--- BEGIN MATERIAL FOR THIS TASK ---

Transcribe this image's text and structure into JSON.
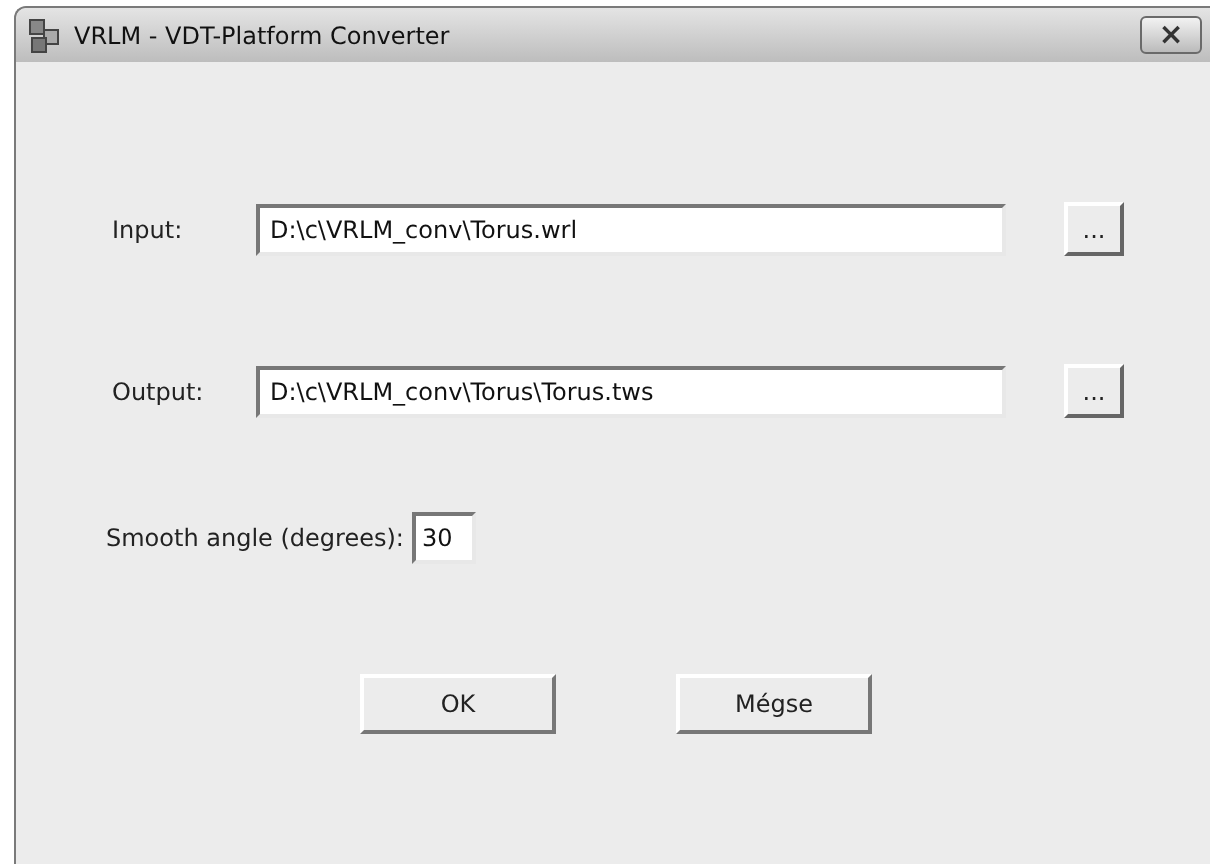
{
  "window": {
    "title": "VRLM - VDT-Platform Converter",
    "close": "×"
  },
  "fields": [
    {
      "label": "Input:",
      "value": "D:\\c\\VRLM_conv\\Torus.wrl",
      "browse": "..."
    },
    {
      "label": "Output:",
      "value": "D:\\c\\VRLM_conv\\Torus\\Torus.tws",
      "browse": "..."
    }
  ],
  "smooth_angle": {
    "label": "Smooth angle (degrees):",
    "value": "30"
  },
  "buttons": [
    "OK",
    "Mégse"
  ]
}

--- END MATERIAL FOR THIS TASK ---

→ **WHAT TO PRODUCE**
Write out the listing word for word, omitting the pictures it holds.

→ **FULL OUTPUT**
Transcribe this image's text and structure into JSON.
{
  "window": {
    "title": "VRLM - VDT-Platform Converter",
    "close": "×"
  },
  "fields": [
    {
      "label": "Input:",
      "value": "D:\\c\\VRLM_conv\\Torus.wrl",
      "browse": "..."
    },
    {
      "label": "Output:",
      "value": "D:\\c\\VRLM_conv\\Torus\\Torus.tws",
      "browse": "..."
    }
  ],
  "smooth_angle": {
    "label": "Smooth angle (degrees):",
    "value": "30"
  },
  "buttons": [
    "OK",
    "Mégse"
  ]
}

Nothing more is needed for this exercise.